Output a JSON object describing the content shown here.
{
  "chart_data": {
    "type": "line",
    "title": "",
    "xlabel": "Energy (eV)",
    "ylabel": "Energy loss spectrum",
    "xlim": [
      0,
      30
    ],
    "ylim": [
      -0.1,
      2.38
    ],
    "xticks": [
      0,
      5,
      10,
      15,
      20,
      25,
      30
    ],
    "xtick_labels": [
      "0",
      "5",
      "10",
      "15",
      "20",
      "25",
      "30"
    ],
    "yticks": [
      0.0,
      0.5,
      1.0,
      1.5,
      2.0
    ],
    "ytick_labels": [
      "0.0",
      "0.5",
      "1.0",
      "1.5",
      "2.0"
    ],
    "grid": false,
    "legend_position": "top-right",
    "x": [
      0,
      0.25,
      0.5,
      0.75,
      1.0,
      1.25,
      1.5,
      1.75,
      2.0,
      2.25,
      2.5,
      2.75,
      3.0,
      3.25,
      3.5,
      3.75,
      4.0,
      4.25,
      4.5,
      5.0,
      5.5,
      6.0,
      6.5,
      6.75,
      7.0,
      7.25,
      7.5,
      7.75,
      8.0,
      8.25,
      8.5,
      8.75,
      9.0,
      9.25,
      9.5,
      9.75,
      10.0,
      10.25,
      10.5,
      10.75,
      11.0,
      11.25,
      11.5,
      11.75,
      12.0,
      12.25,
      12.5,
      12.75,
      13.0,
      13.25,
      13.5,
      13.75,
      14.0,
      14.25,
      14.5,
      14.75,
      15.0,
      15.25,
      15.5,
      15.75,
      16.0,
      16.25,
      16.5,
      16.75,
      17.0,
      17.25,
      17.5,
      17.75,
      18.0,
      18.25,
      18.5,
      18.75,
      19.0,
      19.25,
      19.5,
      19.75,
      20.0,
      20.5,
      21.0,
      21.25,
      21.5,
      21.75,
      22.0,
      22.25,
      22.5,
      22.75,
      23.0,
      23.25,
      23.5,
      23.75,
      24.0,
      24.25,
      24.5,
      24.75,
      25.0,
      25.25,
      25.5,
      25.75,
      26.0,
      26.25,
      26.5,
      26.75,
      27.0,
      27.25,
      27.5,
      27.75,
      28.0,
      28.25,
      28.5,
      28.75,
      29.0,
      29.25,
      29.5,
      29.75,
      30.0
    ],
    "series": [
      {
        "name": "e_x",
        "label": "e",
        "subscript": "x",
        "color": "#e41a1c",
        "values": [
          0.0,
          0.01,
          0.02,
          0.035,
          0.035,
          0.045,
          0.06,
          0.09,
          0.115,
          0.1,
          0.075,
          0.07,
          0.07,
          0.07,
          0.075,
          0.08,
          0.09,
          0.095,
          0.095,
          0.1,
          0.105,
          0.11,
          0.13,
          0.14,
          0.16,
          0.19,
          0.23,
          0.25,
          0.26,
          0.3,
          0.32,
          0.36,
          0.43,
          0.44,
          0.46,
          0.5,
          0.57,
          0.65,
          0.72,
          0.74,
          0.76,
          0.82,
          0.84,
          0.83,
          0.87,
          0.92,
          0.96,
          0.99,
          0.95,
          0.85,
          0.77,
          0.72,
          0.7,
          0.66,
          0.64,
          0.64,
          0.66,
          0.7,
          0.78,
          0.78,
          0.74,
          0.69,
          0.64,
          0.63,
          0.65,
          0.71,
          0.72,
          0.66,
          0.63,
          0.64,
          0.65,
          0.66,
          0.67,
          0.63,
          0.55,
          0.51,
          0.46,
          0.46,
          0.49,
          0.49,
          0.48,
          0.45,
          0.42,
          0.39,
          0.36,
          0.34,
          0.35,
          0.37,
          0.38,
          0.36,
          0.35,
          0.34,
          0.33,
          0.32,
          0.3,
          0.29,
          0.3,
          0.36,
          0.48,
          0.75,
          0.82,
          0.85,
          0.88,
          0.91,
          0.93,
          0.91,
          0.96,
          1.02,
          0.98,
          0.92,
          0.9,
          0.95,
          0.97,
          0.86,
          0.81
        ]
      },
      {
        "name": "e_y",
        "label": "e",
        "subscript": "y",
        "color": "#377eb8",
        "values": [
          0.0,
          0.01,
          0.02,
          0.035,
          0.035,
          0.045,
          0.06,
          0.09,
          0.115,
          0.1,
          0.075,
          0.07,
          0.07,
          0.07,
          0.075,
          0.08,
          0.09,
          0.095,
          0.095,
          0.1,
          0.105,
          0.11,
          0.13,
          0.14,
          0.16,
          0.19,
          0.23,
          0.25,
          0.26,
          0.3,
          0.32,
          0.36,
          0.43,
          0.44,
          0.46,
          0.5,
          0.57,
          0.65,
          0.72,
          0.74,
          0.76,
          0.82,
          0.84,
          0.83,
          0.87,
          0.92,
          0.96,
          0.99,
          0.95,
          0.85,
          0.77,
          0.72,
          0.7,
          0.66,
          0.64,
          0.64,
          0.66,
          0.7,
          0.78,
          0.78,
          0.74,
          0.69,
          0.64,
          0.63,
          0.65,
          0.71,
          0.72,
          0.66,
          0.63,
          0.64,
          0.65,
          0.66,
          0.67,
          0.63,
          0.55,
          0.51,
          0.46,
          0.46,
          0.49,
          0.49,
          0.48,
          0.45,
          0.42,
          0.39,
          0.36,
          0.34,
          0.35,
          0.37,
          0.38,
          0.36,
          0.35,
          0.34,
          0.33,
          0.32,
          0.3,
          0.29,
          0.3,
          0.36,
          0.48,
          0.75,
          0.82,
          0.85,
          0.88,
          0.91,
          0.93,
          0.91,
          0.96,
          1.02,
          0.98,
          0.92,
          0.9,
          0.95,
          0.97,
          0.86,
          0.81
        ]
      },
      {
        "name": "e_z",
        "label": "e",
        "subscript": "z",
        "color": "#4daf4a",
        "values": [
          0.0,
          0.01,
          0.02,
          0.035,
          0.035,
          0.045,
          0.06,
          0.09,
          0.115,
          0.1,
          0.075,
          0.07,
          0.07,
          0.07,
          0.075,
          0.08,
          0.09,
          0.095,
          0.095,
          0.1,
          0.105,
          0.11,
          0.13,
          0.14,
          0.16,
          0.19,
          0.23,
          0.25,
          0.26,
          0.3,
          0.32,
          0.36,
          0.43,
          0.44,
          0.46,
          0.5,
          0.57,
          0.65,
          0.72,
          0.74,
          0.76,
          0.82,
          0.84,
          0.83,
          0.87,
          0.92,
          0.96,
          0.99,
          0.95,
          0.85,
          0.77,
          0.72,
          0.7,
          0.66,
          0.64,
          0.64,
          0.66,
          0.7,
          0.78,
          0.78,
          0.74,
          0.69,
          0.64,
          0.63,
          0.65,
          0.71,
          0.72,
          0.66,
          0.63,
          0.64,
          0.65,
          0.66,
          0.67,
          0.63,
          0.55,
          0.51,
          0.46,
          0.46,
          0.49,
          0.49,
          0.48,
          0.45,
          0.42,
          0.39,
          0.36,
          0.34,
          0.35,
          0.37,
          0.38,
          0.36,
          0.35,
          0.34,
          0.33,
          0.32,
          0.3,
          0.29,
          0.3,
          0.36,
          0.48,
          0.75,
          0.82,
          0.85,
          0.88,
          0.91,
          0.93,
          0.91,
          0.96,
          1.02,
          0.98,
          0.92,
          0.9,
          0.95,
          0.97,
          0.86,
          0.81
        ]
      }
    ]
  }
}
■ ■ ■ ■ ■ ■ ■
## WHAT IS EXPECTED
Write all of the records out again exactly.

## SOLVED PROBLEM
Output a JSON object describing the content shown here.
{
  "chart_data": {
    "type": "line",
    "title": "",
    "xlabel": "Energy (eV)",
    "ylabel": "Energy loss spectrum",
    "xlim": [
      0,
      30
    ],
    "ylim": [
      -0.1,
      2.38
    ],
    "xticks": [
      0,
      5,
      10,
      15,
      20,
      25,
      30
    ],
    "xtick_labels": [
      "0",
      "5",
      "10",
      "15",
      "20",
      "25",
      "30"
    ],
    "yticks": [
      0.0,
      0.5,
      1.0,
      1.5,
      2.0
    ],
    "ytick_labels": [
      "0.0",
      "0.5",
      "1.0",
      "1.5",
      "2.0"
    ],
    "grid": false,
    "legend_position": "top-right",
    "x": [
      0,
      0.25,
      0.5,
      0.75,
      1.0,
      1.25,
      1.5,
      1.75,
      2.0,
      2.25,
      2.5,
      2.75,
      3.0,
      3.25,
      3.5,
      3.75,
      4.0,
      4.25,
      4.5,
      5.0,
      5.5,
      6.0,
      6.5,
      6.75,
      7.0,
      7.25,
      7.5,
      7.75,
      8.0,
      8.25,
      8.5,
      8.75,
      9.0,
      9.25,
      9.5,
      9.75,
      10.0,
      10.25,
      10.5,
      10.75,
      11.0,
      11.25,
      11.5,
      11.75,
      12.0,
      12.25,
      12.5,
      12.75,
      13.0,
      13.25,
      13.5,
      13.75,
      14.0,
      14.25,
      14.5,
      14.75,
      15.0,
      15.25,
      15.5,
      15.75,
      16.0,
      16.25,
      16.5,
      16.75,
      17.0,
      17.25,
      17.5,
      17.75,
      18.0,
      18.25,
      18.5,
      18.75,
      19.0,
      19.25,
      19.5,
      19.75,
      20.0,
      20.5,
      21.0,
      21.25,
      21.5,
      21.75,
      22.0,
      22.25,
      22.5,
      22.75,
      23.0,
      23.25,
      23.5,
      23.75,
      24.0,
      24.25,
      24.5,
      24.75,
      25.0,
      25.25,
      25.5,
      25.75,
      26.0,
      26.25,
      26.5,
      26.75,
      27.0,
      27.25,
      27.5,
      27.75,
      28.0,
      28.25,
      28.5,
      28.75,
      29.0,
      29.25,
      29.5,
      29.75,
      30.0
    ],
    "series": [
      {
        "name": "e_x",
        "label": "e",
        "subscript": "x",
        "color": "#e41a1c",
        "values": [
          0.0,
          0.01,
          0.02,
          0.035,
          0.035,
          0.045,
          0.06,
          0.09,
          0.115,
          0.1,
          0.075,
          0.07,
          0.07,
          0.07,
          0.075,
          0.08,
          0.09,
          0.095,
          0.095,
          0.1,
          0.105,
          0.11,
          0.13,
          0.14,
          0.16,
          0.19,
          0.23,
          0.25,
          0.26,
          0.3,
          0.32,
          0.36,
          0.43,
          0.44,
          0.46,
          0.5,
          0.57,
          0.65,
          0.72,
          0.74,
          0.76,
          0.82,
          0.84,
          0.83,
          0.87,
          0.92,
          0.96,
          0.99,
          0.95,
          0.85,
          0.77,
          0.72,
          0.7,
          0.66,
          0.64,
          0.64,
          0.66,
          0.7,
          0.78,
          0.78,
          0.74,
          0.69,
          0.64,
          0.63,
          0.65,
          0.71,
          0.72,
          0.66,
          0.63,
          0.64,
          0.65,
          0.66,
          0.67,
          0.63,
          0.55,
          0.51,
          0.46,
          0.46,
          0.49,
          0.49,
          0.48,
          0.45,
          0.42,
          0.39,
          0.36,
          0.34,
          0.35,
          0.37,
          0.38,
          0.36,
          0.35,
          0.34,
          0.33,
          0.32,
          0.3,
          0.29,
          0.3,
          0.36,
          0.48,
          0.75,
          0.82,
          0.85,
          0.88,
          0.91,
          0.93,
          0.91,
          0.96,
          1.02,
          0.98,
          0.92,
          0.9,
          0.95,
          0.97,
          0.86,
          0.81
        ]
      },
      {
        "name": "e_y",
        "label": "e",
        "subscript": "y",
        "color": "#377eb8",
        "values": [
          0.0,
          0.01,
          0.02,
          0.035,
          0.035,
          0.045,
          0.06,
          0.09,
          0.115,
          0.1,
          0.075,
          0.07,
          0.07,
          0.07,
          0.075,
          0.08,
          0.09,
          0.095,
          0.095,
          0.1,
          0.105,
          0.11,
          0.13,
          0.14,
          0.16,
          0.19,
          0.23,
          0.25,
          0.26,
          0.3,
          0.32,
          0.36,
          0.43,
          0.44,
          0.46,
          0.5,
          0.57,
          0.65,
          0.72,
          0.74,
          0.76,
          0.82,
          0.84,
          0.83,
          0.87,
          0.92,
          0.96,
          0.99,
          0.95,
          0.85,
          0.77,
          0.72,
          0.7,
          0.66,
          0.64,
          0.64,
          0.66,
          0.7,
          0.78,
          0.78,
          0.74,
          0.69,
          0.64,
          0.63,
          0.65,
          0.71,
          0.72,
          0.66,
          0.63,
          0.64,
          0.65,
          0.66,
          0.67,
          0.63,
          0.55,
          0.51,
          0.46,
          0.46,
          0.49,
          0.49,
          0.48,
          0.45,
          0.42,
          0.39,
          0.36,
          0.34,
          0.35,
          0.37,
          0.38,
          0.36,
          0.35,
          0.34,
          0.33,
          0.32,
          0.3,
          0.29,
          0.3,
          0.36,
          0.48,
          0.75,
          0.82,
          0.85,
          0.88,
          0.91,
          0.93,
          0.91,
          0.96,
          1.02,
          0.98,
          0.92,
          0.9,
          0.95,
          0.97,
          0.86,
          0.81
        ]
      },
      {
        "name": "e_z",
        "label": "e",
        "subscript": "z",
        "color": "#4daf4a",
        "values": [
          0.0,
          0.01,
          0.02,
          0.035,
          0.035,
          0.045,
          0.06,
          0.09,
          0.115,
          0.1,
          0.075,
          0.07,
          0.07,
          0.07,
          0.075,
          0.08,
          0.09,
          0.095,
          0.095,
          0.1,
          0.105,
          0.11,
          0.13,
          0.14,
          0.16,
          0.19,
          0.23,
          0.25,
          0.26,
          0.3,
          0.32,
          0.36,
          0.43,
          0.44,
          0.46,
          0.5,
          0.57,
          0.65,
          0.72,
          0.74,
          0.76,
          0.82,
          0.84,
          0.83,
          0.87,
          0.92,
          0.96,
          0.99,
          0.95,
          0.85,
          0.77,
          0.72,
          0.7,
          0.66,
          0.64,
          0.64,
          0.66,
          0.7,
          0.78,
          0.78,
          0.74,
          0.69,
          0.64,
          0.63,
          0.65,
          0.71,
          0.72,
          0.66,
          0.63,
          0.64,
          0.65,
          0.66,
          0.67,
          0.63,
          0.55,
          0.51,
          0.46,
          0.46,
          0.49,
          0.49,
          0.48,
          0.45,
          0.42,
          0.39,
          0.36,
          0.34,
          0.35,
          0.37,
          0.38,
          0.36,
          0.35,
          0.34,
          0.33,
          0.32,
          0.3,
          0.29,
          0.3,
          0.36,
          0.48,
          0.75,
          0.82,
          0.85,
          0.88,
          0.91,
          0.93,
          0.91,
          0.96,
          1.02,
          0.98,
          0.92,
          0.9,
          0.95,
          0.97,
          0.86,
          0.81
        ]
      }
    ]
  }
}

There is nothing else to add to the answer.